[Excerpt from a dataset]
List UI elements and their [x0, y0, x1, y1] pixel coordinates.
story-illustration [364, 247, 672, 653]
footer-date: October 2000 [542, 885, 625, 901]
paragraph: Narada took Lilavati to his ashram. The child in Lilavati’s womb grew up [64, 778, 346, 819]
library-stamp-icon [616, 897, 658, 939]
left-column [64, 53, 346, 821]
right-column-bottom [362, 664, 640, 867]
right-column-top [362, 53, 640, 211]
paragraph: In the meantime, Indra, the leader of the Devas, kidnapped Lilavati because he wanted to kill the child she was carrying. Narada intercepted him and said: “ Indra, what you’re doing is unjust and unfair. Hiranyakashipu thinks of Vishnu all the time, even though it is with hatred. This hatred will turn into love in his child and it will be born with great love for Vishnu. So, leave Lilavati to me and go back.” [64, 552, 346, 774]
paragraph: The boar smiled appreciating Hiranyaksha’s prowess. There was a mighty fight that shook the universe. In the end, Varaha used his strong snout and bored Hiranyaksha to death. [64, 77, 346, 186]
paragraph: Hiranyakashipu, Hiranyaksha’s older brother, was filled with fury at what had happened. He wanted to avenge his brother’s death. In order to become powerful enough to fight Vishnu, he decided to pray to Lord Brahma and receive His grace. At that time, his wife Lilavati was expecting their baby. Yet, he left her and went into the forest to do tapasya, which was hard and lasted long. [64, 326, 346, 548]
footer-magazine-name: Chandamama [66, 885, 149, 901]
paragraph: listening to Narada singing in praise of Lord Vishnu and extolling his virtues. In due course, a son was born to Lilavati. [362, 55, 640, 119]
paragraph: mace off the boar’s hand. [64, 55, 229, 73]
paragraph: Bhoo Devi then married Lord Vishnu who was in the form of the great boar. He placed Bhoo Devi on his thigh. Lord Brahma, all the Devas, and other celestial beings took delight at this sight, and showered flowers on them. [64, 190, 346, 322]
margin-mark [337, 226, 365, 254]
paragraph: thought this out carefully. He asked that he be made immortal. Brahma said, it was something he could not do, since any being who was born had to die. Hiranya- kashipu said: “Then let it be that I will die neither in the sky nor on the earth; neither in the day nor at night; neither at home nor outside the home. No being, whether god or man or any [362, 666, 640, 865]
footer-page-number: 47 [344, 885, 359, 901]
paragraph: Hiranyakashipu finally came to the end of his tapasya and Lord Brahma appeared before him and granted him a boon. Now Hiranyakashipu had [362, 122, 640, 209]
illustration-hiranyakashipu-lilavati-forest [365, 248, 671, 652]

> [Direction] Copy every item above word for word, line by line, without changing anything.

> [Answer below]
List UI elements and their [x0, y0, x1, y1] pixel coordinates.
story-illustration [364, 247, 672, 653]
footer-date: October 2000 [542, 885, 625, 901]
paragraph: Narada took Lilavati to his ashram. The child in Lilavati’s womb grew up [64, 778, 346, 819]
library-stamp-icon [616, 897, 658, 939]
left-column [64, 53, 346, 821]
right-column-bottom [362, 664, 640, 867]
right-column-top [362, 53, 640, 211]
paragraph: In the meantime, Indra, the leader of the Devas, kidnapped Lilavati because he wanted to kill the child she was carrying. Narada intercepted him and said: “ Indra, what you’re doing is unjust and unfair. Hiranyakashipu thinks of Vishnu all the time, even though it is with hatred. This hatred will turn into love in his child and it will be born with great love for Vishnu. So, leave Lilavati to me and go back.” [64, 552, 346, 774]
paragraph: The boar smiled appreciating Hiranyaksha’s prowess. There was a mighty fight that shook the universe. In the end, Varaha used his strong snout and bored Hiranyaksha to death. [64, 77, 346, 186]
paragraph: Hiranyakashipu, Hiranyaksha’s older brother, was filled with fury at what had happened. He wanted to avenge his brother’s death. In order to become powerful enough to fight Vishnu, he decided to pray to Lord Brahma and receive His grace. At that time, his wife Lilavati was expecting their baby. Yet, he left her and went into the forest to do tapasya, which was hard and lasted long. [64, 326, 346, 548]
footer-magazine-name: Chandamama [66, 885, 149, 901]
paragraph: listening to Narada singing in praise of Lord Vishnu and extolling his virtues. In due course, a son was born to Lilavati. [362, 55, 640, 119]
paragraph: mace off the boar’s hand. [64, 55, 229, 73]
paragraph: Bhoo Devi then married Lord Vishnu who was in the form of the great boar. He placed Bhoo Devi on his thigh. Lord Brahma, all the Devas, and other celestial beings took delight at this sight, and showered flowers on them. [64, 190, 346, 322]
margin-mark [337, 226, 365, 254]
paragraph: thought this out carefully. He asked that he be made immortal. Brahma said, it was something he could not do, since any being who was born had to die. Hiranya- kashipu said: “Then let it be that I will die neither in the sky nor on the earth; neither in the day nor at night; neither at home nor outside the home. No being, whether god or man or any [362, 666, 640, 865]
footer-page-number: 47 [344, 885, 359, 901]
paragraph: Hiranyakashipu finally came to the end of his tapasya and Lord Brahma appeared before him and granted him a boon. Now Hiranyakashipu had [362, 122, 640, 209]
illustration-hiranyakashipu-lilavati-forest [365, 248, 671, 652]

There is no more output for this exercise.